**Direction**: Your task is to restate the data word for word.

**Data shown**:
::::::::::
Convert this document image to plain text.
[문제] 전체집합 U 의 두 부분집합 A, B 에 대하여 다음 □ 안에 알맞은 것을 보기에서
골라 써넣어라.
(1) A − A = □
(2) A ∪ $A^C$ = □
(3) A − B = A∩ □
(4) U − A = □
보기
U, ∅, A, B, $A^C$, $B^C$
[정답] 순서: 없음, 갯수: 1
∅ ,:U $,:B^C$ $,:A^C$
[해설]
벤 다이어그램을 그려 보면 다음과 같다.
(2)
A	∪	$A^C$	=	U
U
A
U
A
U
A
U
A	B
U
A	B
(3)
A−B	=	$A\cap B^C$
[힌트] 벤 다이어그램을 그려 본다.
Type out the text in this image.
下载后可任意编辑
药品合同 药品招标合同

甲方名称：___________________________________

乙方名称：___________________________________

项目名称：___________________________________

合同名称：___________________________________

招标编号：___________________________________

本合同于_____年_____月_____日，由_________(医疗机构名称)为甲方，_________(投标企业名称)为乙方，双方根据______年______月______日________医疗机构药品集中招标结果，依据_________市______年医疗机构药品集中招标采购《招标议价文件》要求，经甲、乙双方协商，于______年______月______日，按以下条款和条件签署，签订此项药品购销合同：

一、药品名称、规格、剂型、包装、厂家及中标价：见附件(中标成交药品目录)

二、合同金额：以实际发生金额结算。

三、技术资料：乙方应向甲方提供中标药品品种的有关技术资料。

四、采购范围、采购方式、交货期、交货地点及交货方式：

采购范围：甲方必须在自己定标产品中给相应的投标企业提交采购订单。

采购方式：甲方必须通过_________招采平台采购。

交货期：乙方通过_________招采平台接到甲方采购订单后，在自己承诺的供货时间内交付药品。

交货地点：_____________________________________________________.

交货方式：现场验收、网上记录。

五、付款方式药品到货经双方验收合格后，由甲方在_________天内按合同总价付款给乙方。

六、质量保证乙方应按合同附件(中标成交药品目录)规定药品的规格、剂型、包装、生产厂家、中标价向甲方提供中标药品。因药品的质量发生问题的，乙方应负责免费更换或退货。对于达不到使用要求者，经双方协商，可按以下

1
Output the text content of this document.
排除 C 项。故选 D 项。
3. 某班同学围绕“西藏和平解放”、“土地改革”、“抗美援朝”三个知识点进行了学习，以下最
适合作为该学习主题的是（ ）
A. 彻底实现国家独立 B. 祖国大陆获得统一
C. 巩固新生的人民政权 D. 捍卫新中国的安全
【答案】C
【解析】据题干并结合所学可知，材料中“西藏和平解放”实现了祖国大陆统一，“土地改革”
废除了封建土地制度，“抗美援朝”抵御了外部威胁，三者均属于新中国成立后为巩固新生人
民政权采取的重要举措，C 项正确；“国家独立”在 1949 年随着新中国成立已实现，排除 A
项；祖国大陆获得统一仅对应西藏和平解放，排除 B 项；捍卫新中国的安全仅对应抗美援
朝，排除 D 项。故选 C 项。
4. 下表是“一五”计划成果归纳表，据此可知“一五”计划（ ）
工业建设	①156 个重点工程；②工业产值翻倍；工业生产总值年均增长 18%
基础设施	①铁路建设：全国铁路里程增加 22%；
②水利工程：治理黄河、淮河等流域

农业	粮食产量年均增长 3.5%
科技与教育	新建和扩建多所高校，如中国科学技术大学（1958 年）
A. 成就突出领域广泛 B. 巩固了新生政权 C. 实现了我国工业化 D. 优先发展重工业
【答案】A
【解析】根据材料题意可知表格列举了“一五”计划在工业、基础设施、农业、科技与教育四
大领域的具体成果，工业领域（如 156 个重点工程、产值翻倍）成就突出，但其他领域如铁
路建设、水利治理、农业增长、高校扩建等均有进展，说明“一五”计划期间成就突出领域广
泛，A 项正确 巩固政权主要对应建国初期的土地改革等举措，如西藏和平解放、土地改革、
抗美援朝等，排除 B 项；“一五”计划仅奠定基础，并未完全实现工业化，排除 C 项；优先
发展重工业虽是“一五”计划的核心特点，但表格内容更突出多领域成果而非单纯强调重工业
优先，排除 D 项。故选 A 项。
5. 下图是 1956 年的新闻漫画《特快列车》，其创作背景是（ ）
::::::::::
**Complete answer**:
Convert this document image to plain text.
[문제] 전체집합 U 의 두 부분집합 A, B 에 대하여 다음 □ 안에 알맞은 것을 보기에서
골라 써넣어라.
(1) A − A = □
(2) A ∪ $A^C$ = □
(3) A − B = A∩ □
(4) U − A = □
보기
U, ∅, A, B, $A^C$, $B^C$
[정답] 순서: 없음, 갯수: 1
∅ ,:U $,:B^C$ $,:A^C$
[해설]
벤 다이어그램을 그려 보면 다음과 같다.
(2)
A	∪	$A^C$	=	U
U
A
U
A
U
A
U
A	B
U
A	B
(3)
A−B	=	$A\cap B^C$
[힌트] 벤 다이어그램을 그려 본다.
Type out the text in this image.
下载后可任意编辑
药品合同 药品招标合同

甲方名称：___________________________________

乙方名称：___________________________________

项目名称：___________________________________

合同名称：___________________________________

招标编号：___________________________________

本合同于_____年_____月_____日，由_________(医疗机构名称)为甲方，_________(投标企业名称)为乙方，双方根据______年______月______日________医疗机构药品集中招标结果，依据_________市______年医疗机构药品集中招标采购《招标议价文件》要求，经甲、乙双方协商，于______年______月______日，按以下条款和条件签署，签订此项药品购销合同：

一、药品名称、规格、剂型、包装、厂家及中标价：见附件(中标成交药品目录)

二、合同金额：以实际发生金额结算。

三、技术资料：乙方应向甲方提供中标药品品种的有关技术资料。

四、采购范围、采购方式、交货期、交货地点及交货方式：

采购范围：甲方必须在自己定标产品中给相应的投标企业提交采购订单。

采购方式：甲方必须通过_________招采平台采购。

交货期：乙方通过_________招采平台接到甲方采购订单后，在自己承诺的供货时间内交付药品。

交货地点：_____________________________________________________.

交货方式：现场验收、网上记录。

五、付款方式药品到货经双方验收合格后，由甲方在_________天内按合同总价付款给乙方。

六、质量保证乙方应按合同附件(中标成交药品目录)规定药品的规格、剂型、包装、生产厂家、中标价向甲方提供中标药品。因药品的质量发生问题的，乙方应负责免费更换或退货。对于达不到使用要求者，经双方协商，可按以下

1
Output the text content of this document.
排除 C 项。故选 D 项。
3. 某班同学围绕“西藏和平解放”、“土地改革”、“抗美援朝”三个知识点进行了学习，以下最
适合作为该学习主题的是（ ）
A. 彻底实现国家独立 B. 祖国大陆获得统一
C. 巩固新生的人民政权 D. 捍卫新中国的安全
【答案】C
【解析】据题干并结合所学可知，材料中“西藏和平解放”实现了祖国大陆统一，“土地改革”
废除了封建土地制度，“抗美援朝”抵御了外部威胁，三者均属于新中国成立后为巩固新生人
民政权采取的重要举措，C 项正确；“国家独立”在 1949 年随着新中国成立已实现，排除 A
项；祖国大陆获得统一仅对应西藏和平解放，排除 B 项；捍卫新中国的安全仅对应抗美援
朝，排除 D 项。故选 C 项。
4. 下表是“一五”计划成果归纳表，据此可知“一五”计划（ ）
工业建设	①156 个重点工程；②工业产值翻倍；工业生产总值年均增长 18%
基础设施	①铁路建设：全国铁路里程增加 22%；
②水利工程：治理黄河、淮河等流域

农业	粮食产量年均增长 3.5%
科技与教育	新建和扩建多所高校，如中国科学技术大学（1958 年）
A. 成就突出领域广泛 B. 巩固了新生政权 C. 实现了我国工业化 D. 优先发展重工业
【答案】A
【解析】根据材料题意可知表格列举了“一五”计划在工业、基础设施、农业、科技与教育四
大领域的具体成果，工业领域（如 156 个重点工程、产值翻倍）成就突出，但其他领域如铁
路建设、水利治理、农业增长、高校扩建等均有进展，说明“一五”计划期间成就突出领域广
泛，A 项正确 巩固政权主要对应建国初期的土地改革等举措，如西藏和平解放、土地改革、
抗美援朝等，排除 B 项；“一五”计划仅奠定基础，并未完全实现工业化，排除 C 项；优先
发展重工业虽是“一五”计划的核心特点，但表格内容更突出多领域成果而非单纯强调重工业
优先，排除 D 项。故选 A 项。
5. 下图是 1956 年的新闻漫画《特快列车》，其创作背景是（ ）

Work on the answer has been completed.